* start Input *

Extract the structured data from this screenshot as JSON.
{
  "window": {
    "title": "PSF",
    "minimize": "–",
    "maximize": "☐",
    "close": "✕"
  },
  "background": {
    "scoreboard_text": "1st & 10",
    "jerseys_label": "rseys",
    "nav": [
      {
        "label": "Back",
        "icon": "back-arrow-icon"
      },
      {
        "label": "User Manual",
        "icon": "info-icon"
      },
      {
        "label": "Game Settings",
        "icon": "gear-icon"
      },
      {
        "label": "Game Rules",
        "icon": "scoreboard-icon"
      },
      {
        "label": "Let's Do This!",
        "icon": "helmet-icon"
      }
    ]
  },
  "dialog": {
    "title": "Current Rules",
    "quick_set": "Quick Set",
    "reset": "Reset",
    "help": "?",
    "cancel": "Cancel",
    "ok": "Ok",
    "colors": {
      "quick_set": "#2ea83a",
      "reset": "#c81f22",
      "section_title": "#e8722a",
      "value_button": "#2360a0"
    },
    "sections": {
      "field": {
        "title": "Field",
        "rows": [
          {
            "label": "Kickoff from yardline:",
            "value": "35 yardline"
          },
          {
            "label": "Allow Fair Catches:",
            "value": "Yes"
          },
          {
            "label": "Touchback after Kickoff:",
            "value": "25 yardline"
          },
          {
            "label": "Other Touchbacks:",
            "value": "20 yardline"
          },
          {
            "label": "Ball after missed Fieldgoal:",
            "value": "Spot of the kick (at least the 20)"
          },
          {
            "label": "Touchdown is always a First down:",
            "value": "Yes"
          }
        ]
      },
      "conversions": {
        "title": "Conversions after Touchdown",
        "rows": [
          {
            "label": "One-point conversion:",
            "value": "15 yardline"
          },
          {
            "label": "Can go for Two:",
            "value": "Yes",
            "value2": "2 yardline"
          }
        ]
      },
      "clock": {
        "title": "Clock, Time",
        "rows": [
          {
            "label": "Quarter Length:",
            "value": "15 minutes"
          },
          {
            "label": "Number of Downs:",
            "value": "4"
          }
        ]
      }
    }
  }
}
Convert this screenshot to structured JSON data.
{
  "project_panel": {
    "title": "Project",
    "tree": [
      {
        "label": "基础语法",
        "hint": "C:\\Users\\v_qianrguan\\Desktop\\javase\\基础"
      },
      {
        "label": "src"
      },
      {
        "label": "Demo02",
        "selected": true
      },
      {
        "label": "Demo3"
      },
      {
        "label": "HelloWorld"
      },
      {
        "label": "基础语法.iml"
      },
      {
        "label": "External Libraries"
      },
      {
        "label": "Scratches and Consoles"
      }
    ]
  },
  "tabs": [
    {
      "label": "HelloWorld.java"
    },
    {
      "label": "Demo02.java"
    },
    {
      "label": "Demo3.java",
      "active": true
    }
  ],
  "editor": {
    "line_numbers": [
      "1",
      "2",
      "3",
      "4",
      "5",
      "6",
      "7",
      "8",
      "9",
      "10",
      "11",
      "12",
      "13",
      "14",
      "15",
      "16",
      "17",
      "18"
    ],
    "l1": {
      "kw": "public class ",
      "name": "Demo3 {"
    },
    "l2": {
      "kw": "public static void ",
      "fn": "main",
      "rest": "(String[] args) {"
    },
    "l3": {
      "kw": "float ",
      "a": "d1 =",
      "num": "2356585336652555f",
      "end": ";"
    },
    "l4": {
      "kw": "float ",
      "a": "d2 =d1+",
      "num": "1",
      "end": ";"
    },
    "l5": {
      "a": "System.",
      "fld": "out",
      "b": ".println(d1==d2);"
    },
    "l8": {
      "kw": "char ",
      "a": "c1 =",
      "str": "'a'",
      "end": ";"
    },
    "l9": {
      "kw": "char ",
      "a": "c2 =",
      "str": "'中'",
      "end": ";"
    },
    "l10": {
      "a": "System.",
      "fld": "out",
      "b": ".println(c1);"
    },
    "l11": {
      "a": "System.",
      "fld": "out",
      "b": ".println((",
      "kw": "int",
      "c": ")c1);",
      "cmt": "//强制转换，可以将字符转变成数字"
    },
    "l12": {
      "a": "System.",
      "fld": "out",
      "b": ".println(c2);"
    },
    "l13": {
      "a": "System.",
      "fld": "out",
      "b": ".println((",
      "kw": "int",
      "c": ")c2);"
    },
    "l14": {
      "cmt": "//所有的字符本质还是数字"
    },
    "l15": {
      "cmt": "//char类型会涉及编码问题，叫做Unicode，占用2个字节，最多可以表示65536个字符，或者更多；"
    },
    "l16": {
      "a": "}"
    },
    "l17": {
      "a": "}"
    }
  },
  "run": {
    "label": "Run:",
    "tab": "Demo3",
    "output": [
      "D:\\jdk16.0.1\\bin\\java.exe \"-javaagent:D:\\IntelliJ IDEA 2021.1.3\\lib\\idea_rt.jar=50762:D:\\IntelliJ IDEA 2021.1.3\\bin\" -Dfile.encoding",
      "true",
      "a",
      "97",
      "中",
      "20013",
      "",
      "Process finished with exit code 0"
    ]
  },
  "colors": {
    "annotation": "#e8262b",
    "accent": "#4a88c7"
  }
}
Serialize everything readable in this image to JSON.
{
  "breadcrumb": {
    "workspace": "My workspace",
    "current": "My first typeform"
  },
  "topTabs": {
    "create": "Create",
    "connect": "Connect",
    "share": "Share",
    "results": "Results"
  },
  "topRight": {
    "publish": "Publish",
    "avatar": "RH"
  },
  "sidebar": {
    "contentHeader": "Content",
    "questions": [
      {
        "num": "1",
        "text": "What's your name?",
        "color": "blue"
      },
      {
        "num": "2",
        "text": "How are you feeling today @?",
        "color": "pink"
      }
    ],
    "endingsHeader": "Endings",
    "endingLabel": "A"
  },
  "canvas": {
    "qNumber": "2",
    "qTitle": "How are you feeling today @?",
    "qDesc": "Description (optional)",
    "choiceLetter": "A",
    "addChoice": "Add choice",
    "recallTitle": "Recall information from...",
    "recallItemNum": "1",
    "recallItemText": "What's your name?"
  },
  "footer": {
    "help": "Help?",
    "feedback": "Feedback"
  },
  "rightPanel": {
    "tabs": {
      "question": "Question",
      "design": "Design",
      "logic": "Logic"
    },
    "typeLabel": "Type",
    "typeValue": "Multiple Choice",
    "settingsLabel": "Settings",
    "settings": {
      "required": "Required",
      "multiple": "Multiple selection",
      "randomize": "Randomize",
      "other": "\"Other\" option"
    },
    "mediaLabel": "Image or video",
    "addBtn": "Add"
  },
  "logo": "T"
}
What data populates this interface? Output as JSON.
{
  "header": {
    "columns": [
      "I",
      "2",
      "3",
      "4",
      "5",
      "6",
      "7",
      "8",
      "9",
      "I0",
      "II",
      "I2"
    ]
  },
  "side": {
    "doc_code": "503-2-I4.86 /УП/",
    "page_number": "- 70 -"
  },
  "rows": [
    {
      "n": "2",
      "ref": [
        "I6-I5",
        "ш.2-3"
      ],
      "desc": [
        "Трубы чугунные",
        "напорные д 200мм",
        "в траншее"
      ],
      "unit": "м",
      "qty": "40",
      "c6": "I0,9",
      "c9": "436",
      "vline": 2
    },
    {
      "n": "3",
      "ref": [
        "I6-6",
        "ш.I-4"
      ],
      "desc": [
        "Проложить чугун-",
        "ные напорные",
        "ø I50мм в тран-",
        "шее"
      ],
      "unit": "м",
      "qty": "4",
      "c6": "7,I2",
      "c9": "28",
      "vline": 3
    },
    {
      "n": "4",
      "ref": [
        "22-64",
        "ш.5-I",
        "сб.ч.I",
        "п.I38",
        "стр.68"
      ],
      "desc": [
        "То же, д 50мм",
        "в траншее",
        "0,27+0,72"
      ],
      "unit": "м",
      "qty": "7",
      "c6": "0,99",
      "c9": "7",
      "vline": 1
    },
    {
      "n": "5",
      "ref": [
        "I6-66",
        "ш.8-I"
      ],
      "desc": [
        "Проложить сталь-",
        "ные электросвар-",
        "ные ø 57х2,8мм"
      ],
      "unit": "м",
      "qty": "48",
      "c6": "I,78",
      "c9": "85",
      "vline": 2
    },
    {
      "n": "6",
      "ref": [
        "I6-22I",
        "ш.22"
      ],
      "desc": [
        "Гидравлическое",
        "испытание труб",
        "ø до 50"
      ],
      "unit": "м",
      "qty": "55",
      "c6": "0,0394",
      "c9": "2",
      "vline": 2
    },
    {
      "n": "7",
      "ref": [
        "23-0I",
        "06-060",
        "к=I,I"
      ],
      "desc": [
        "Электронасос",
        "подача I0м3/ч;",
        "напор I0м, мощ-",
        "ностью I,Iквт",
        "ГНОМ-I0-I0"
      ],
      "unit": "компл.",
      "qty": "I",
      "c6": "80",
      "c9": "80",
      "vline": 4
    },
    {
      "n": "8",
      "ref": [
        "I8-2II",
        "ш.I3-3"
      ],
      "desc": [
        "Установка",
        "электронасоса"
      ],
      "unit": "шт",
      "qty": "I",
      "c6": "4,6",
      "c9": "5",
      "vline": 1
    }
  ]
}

* end Input *

> _Problem to solve_
Find and copy each line above that includes the string "data".

> _Task result_
Extract the structured data from this screenshot as JSON.
Convert this screenshot to structured JSON data.
What data populates this interface? Output as JSON.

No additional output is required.